Start RECORDS

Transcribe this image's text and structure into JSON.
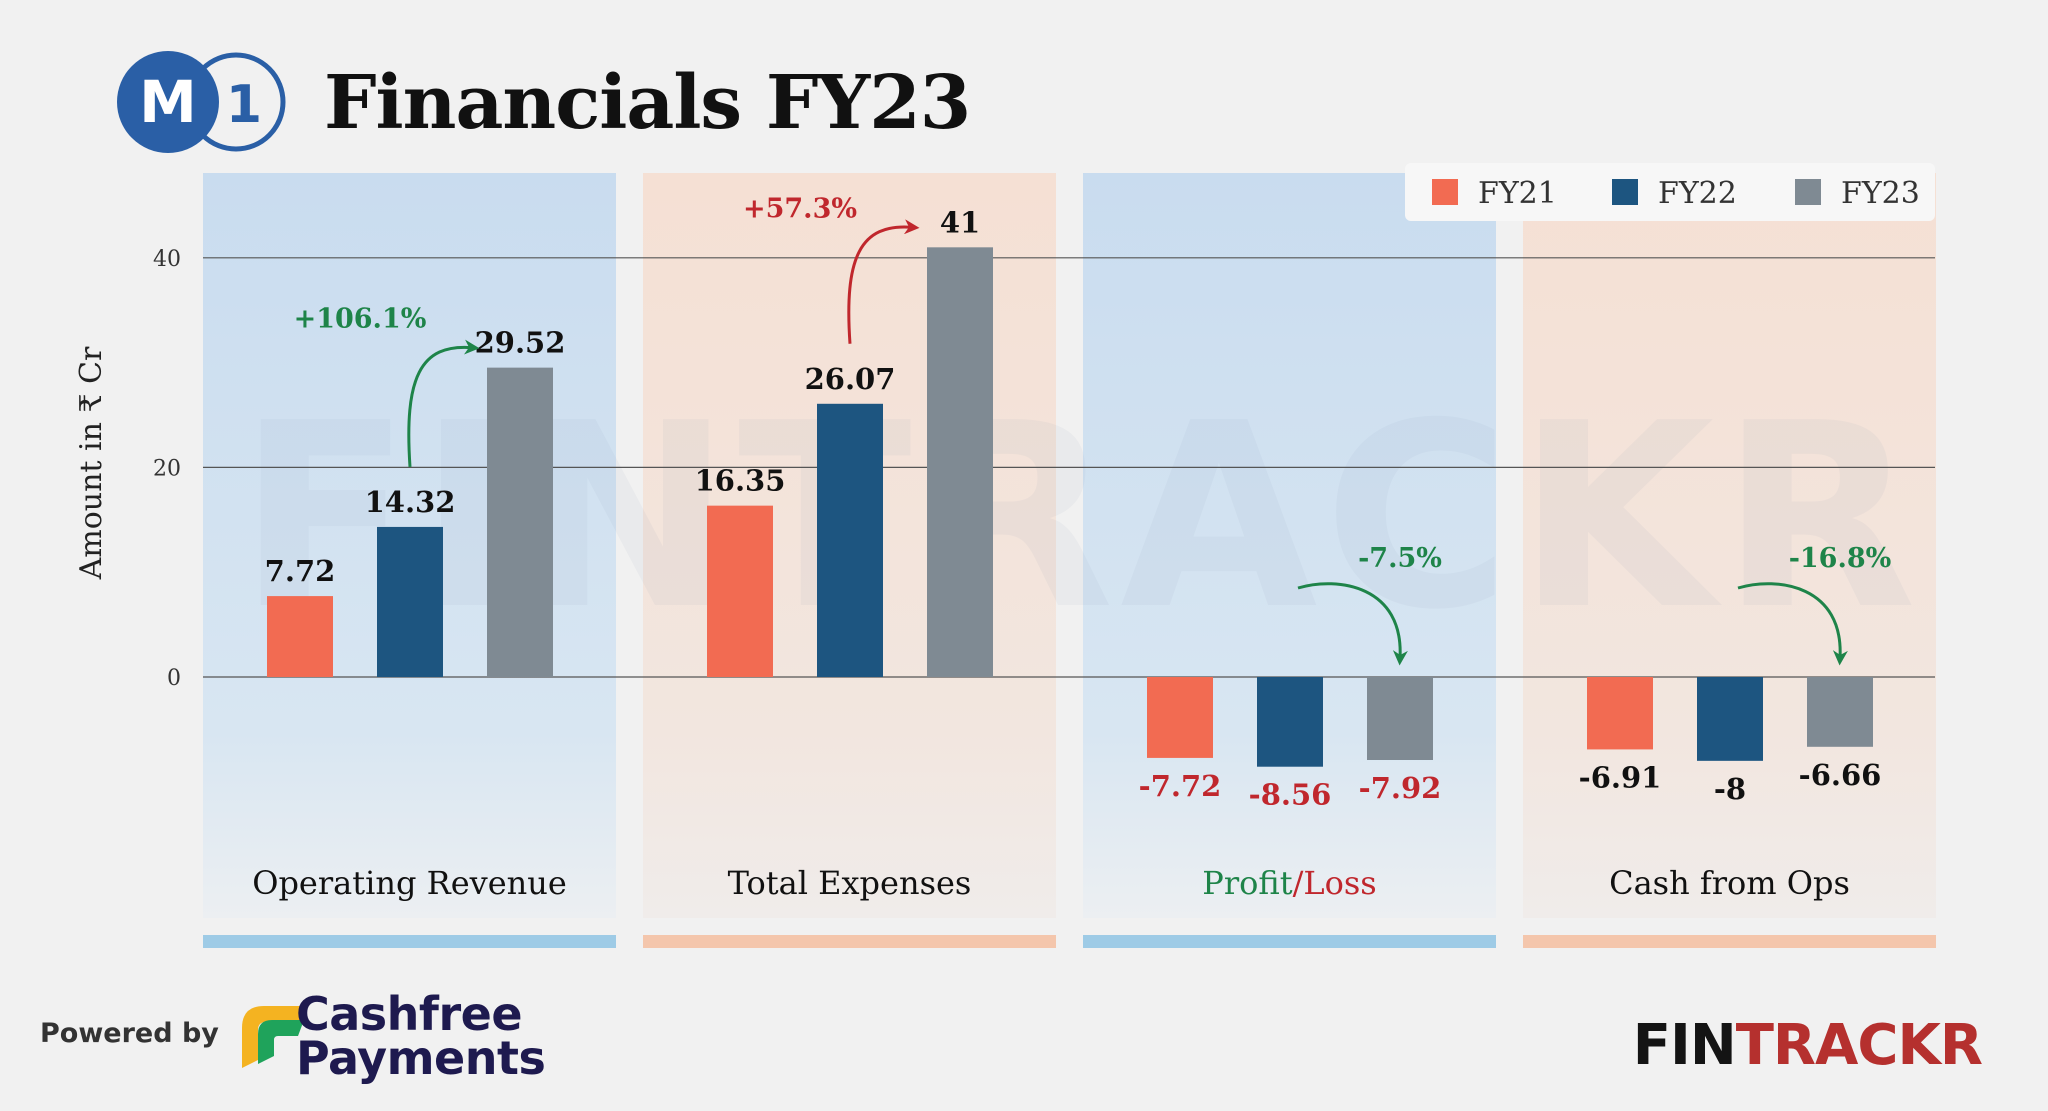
{
  "header": {
    "logo_letter": "M",
    "logo_number": "1",
    "title": "Financials FY23"
  },
  "footer": {
    "powered_by": "Powered by",
    "cashfree_line1": "Cashfree",
    "cashfree_line2": "Payments",
    "fintrackr_a": "FIN",
    "fintrackr_b": "TRACKR"
  },
  "watermark": "FINTRACKR",
  "colors": {
    "FY21": "#f26b52",
    "FY22": "#1d5580",
    "FY23": "#7f8a93",
    "positive": "#1e8449",
    "negative": "#c0272d",
    "panel_blue": "#cfe0f0",
    "panel_peach": "#f4e2d8",
    "strip_blue": "#9ecbe6",
    "strip_peach": "#f4c6ac"
  },
  "chart_data": {
    "type": "bar",
    "ylabel": "Amount in ₹ Cr",
    "y_ticks": [
      "0",
      "20",
      "40"
    ],
    "ylim": [
      -25,
      48
    ],
    "grid": true,
    "legend_position": "top-right",
    "series_names": [
      "FY21",
      "FY22",
      "FY23"
    ],
    "groups": [
      {
        "label": "Operating Revenue",
        "panel": "blue",
        "values": [
          7.72,
          14.32,
          29.52
        ],
        "value_labels": [
          "7.72",
          "14.32",
          "29.52"
        ],
        "label_color": "dark",
        "change": {
          "text": "+106.1%",
          "tone": "positive",
          "direction": "up"
        }
      },
      {
        "label": "Total Expenses",
        "panel": "peach",
        "values": [
          16.35,
          26.07,
          41
        ],
        "value_labels": [
          "16.35",
          "26.07",
          "41"
        ],
        "label_color": "dark",
        "change": {
          "text": "+57.3%",
          "tone": "negative",
          "direction": "up"
        }
      },
      {
        "label": "",
        "label_parts": [
          {
            "text": "Profit",
            "tone": "positive"
          },
          {
            "text": "/",
            "tone": "negative"
          },
          {
            "text": "Loss",
            "tone": "negative"
          }
        ],
        "panel": "blue",
        "values": [
          -7.72,
          -8.56,
          -7.92
        ],
        "value_labels": [
          "-7.72",
          "-8.56",
          "-7.92"
        ],
        "label_color": "negative",
        "change": {
          "text": "-7.5%",
          "tone": "positive",
          "direction": "down"
        }
      },
      {
        "label": "Cash from Ops",
        "panel": "peach",
        "values": [
          -6.91,
          -8,
          -6.66
        ],
        "value_labels": [
          "-6.91",
          "-8",
          "-6.66"
        ],
        "label_color": "dark",
        "change": {
          "text": "-16.8%",
          "tone": "positive",
          "direction": "down"
        }
      }
    ]
  }
}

End RECORDS

## PROBLEM TO SOLVE
Transcribe every record above exactly as written, leaving out any pictures.

## SOLUTION TO THE PROBLEM
Transcribe this image's text and structure into JSON.
{
  "header": {
    "logo_letter": "M",
    "logo_number": "1",
    "title": "Financials FY23"
  },
  "footer": {
    "powered_by": "Powered by",
    "cashfree_line1": "Cashfree",
    "cashfree_line2": "Payments",
    "fintrackr_a": "FIN",
    "fintrackr_b": "TRACKR"
  },
  "watermark": "FINTRACKR",
  "colors": {
    "FY21": "#f26b52",
    "FY22": "#1d5580",
    "FY23": "#7f8a93",
    "positive": "#1e8449",
    "negative": "#c0272d",
    "panel_blue": "#cfe0f0",
    "panel_peach": "#f4e2d8",
    "strip_blue": "#9ecbe6",
    "strip_peach": "#f4c6ac"
  },
  "chart_data": {
    "type": "bar",
    "ylabel": "Amount in ₹ Cr",
    "y_ticks": [
      "0",
      "20",
      "40"
    ],
    "ylim": [
      -25,
      48
    ],
    "grid": true,
    "legend_position": "top-right",
    "series_names": [
      "FY21",
      "FY22",
      "FY23"
    ],
    "groups": [
      {
        "label": "Operating Revenue",
        "panel": "blue",
        "values": [
          7.72,
          14.32,
          29.52
        ],
        "value_labels": [
          "7.72",
          "14.32",
          "29.52"
        ],
        "label_color": "dark",
        "change": {
          "text": "+106.1%",
          "tone": "positive",
          "direction": "up"
        }
      },
      {
        "label": "Total Expenses",
        "panel": "peach",
        "values": [
          16.35,
          26.07,
          41
        ],
        "value_labels": [
          "16.35",
          "26.07",
          "41"
        ],
        "label_color": "dark",
        "change": {
          "text": "+57.3%",
          "tone": "negative",
          "direction": "up"
        }
      },
      {
        "label": "",
        "label_parts": [
          {
            "text": "Profit",
            "tone": "positive"
          },
          {
            "text": "/",
            "tone": "negative"
          },
          {
            "text": "Loss",
            "tone": "negative"
          }
        ],
        "panel": "blue",
        "values": [
          -7.72,
          -8.56,
          -7.92
        ],
        "value_labels": [
          "-7.72",
          "-8.56",
          "-7.92"
        ],
        "label_color": "negative",
        "change": {
          "text": "-7.5%",
          "tone": "positive",
          "direction": "down"
        }
      },
      {
        "label": "Cash from Ops",
        "panel": "peach",
        "values": [
          -6.91,
          -8,
          -6.66
        ],
        "value_labels": [
          "-6.91",
          "-8",
          "-6.66"
        ],
        "label_color": "dark",
        "change": {
          "text": "-16.8%",
          "tone": "positive",
          "direction": "down"
        }
      }
    ]
  }
}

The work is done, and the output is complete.